• REQUIRED TASK:
Set the data down again, exactly as it reads, but without the pictures.

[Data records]
BEGIN
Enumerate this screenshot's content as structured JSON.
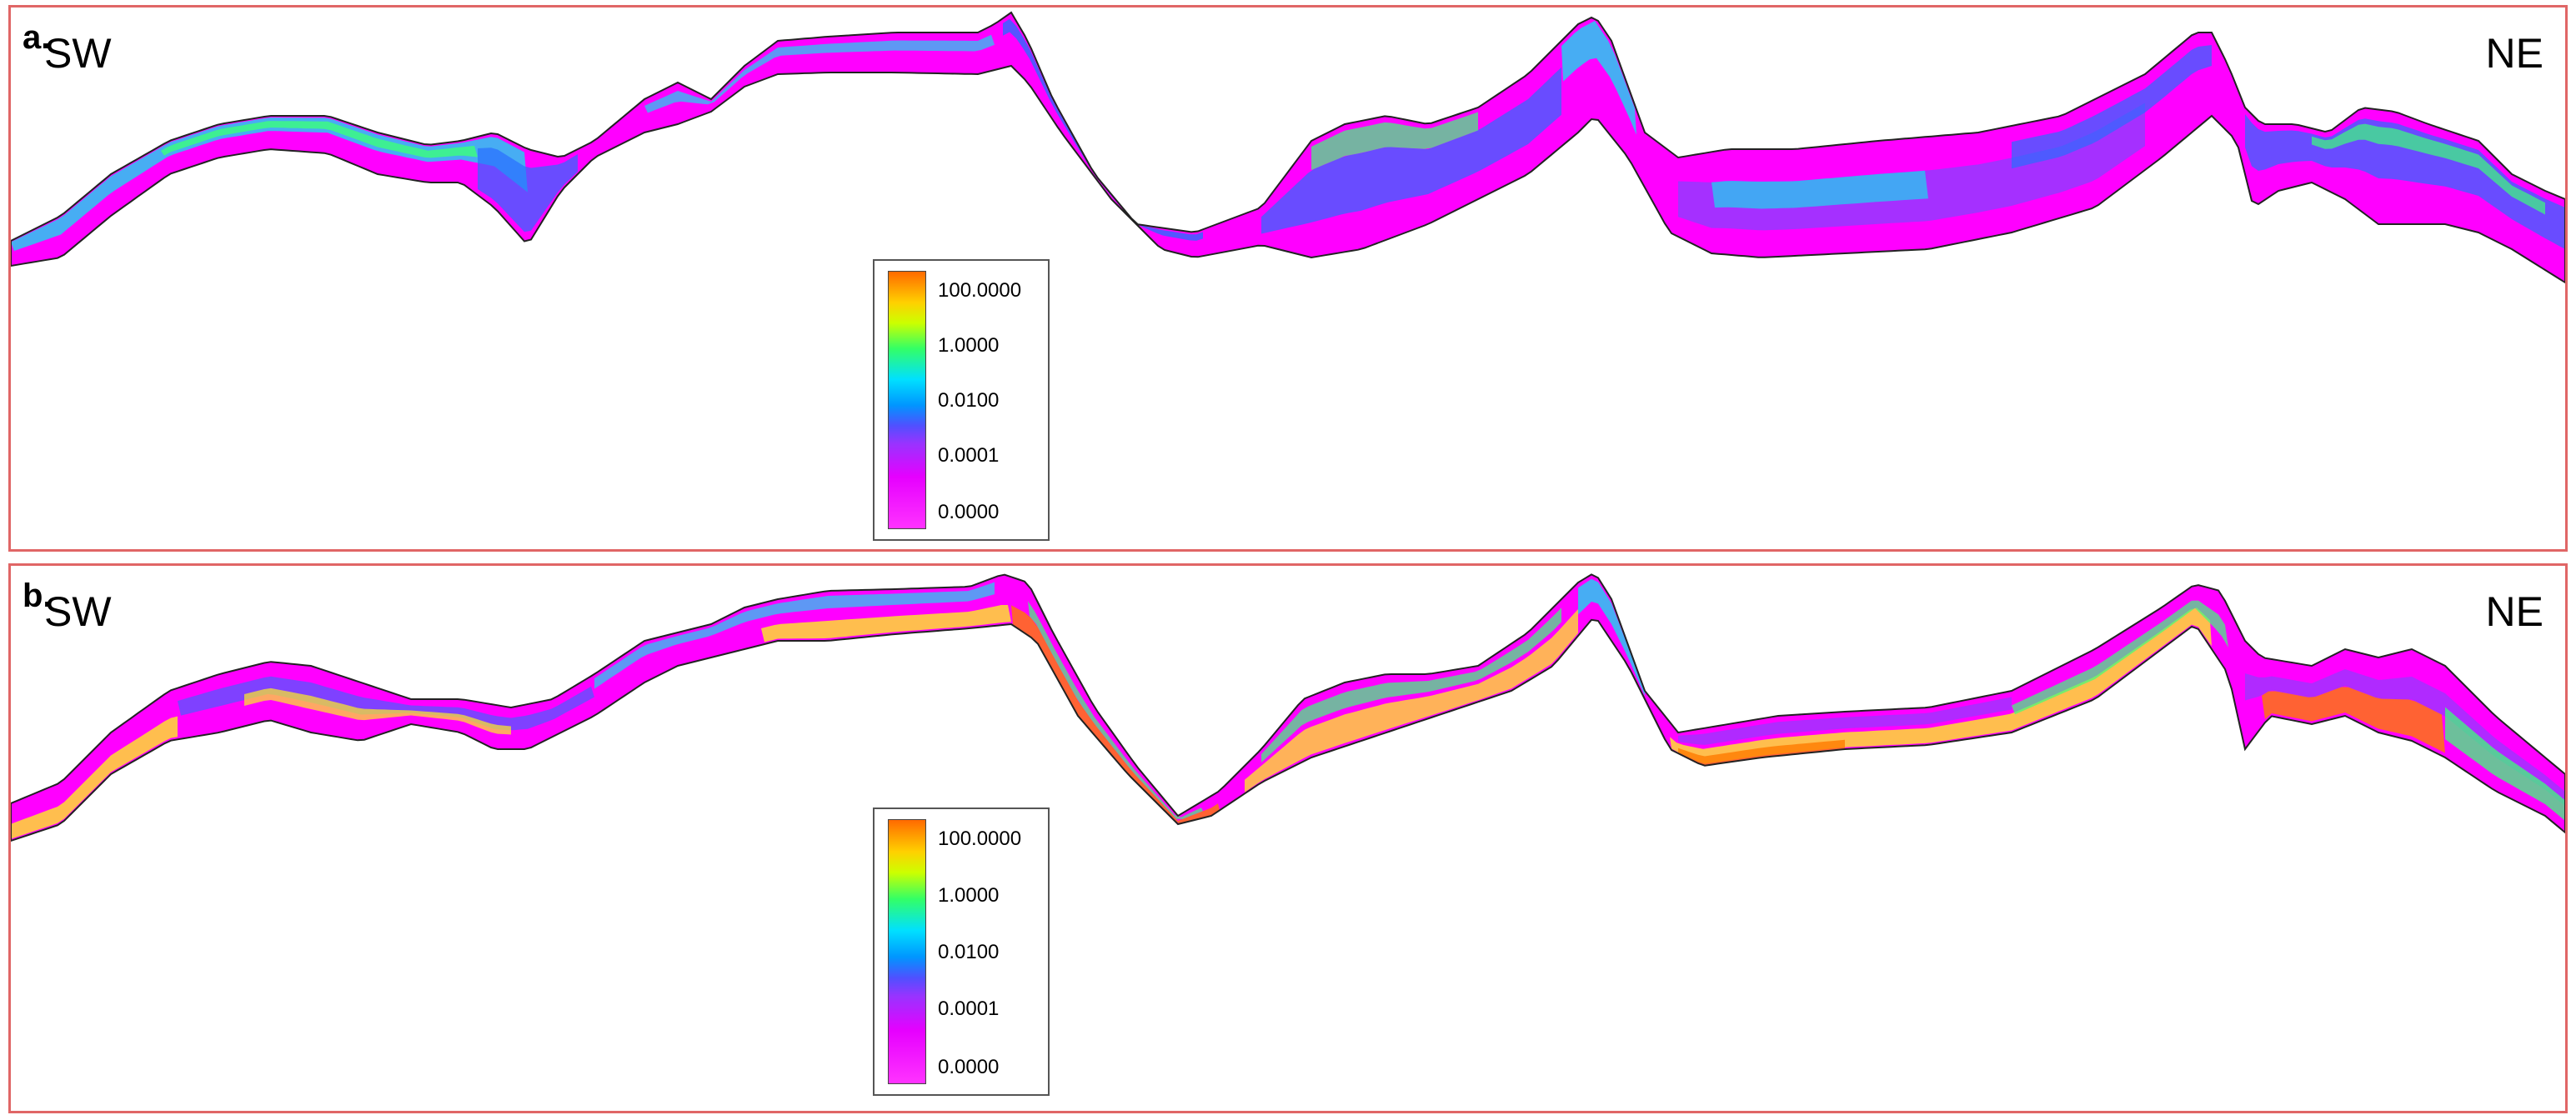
{
  "panels": [
    {
      "letter": "a.",
      "left_label": "SW",
      "right_label": "NE",
      "legend": [
        "100.0000",
        "1.0000",
        "0.0100",
        "0.0001",
        "0.0000"
      ]
    },
    {
      "letter": "b.",
      "left_label": "SW",
      "right_label": "NE",
      "legend": [
        "100.0000",
        "1.0000",
        "0.0100",
        "0.0001",
        "0.0000"
      ]
    }
  ],
  "colors": {
    "frame": "#e06666",
    "low": "#ff00ff",
    "mid_purple": "#8f3cff",
    "mid_blue": "#2a6cff",
    "cyan": "#19d8f0",
    "green": "#3cff7a",
    "yellow": "#ffee22",
    "orange": "#ff7a00"
  }
}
END
• OUTPUT:
Enumerate this screenshot's content as structured JSON.
{
  "panels": [
    {
      "letter": "a.",
      "left_label": "SW",
      "right_label": "NE",
      "legend": [
        "100.0000",
        "1.0000",
        "0.0100",
        "0.0001",
        "0.0000"
      ]
    },
    {
      "letter": "b.",
      "left_label": "SW",
      "right_label": "NE",
      "legend": [
        "100.0000",
        "1.0000",
        "0.0100",
        "0.0001",
        "0.0000"
      ]
    }
  ],
  "colors": {
    "frame": "#e06666",
    "low": "#ff00ff",
    "mid_purple": "#8f3cff",
    "mid_blue": "#2a6cff",
    "cyan": "#19d8f0",
    "green": "#3cff7a",
    "yellow": "#ffee22",
    "orange": "#ff7a00"
  }
}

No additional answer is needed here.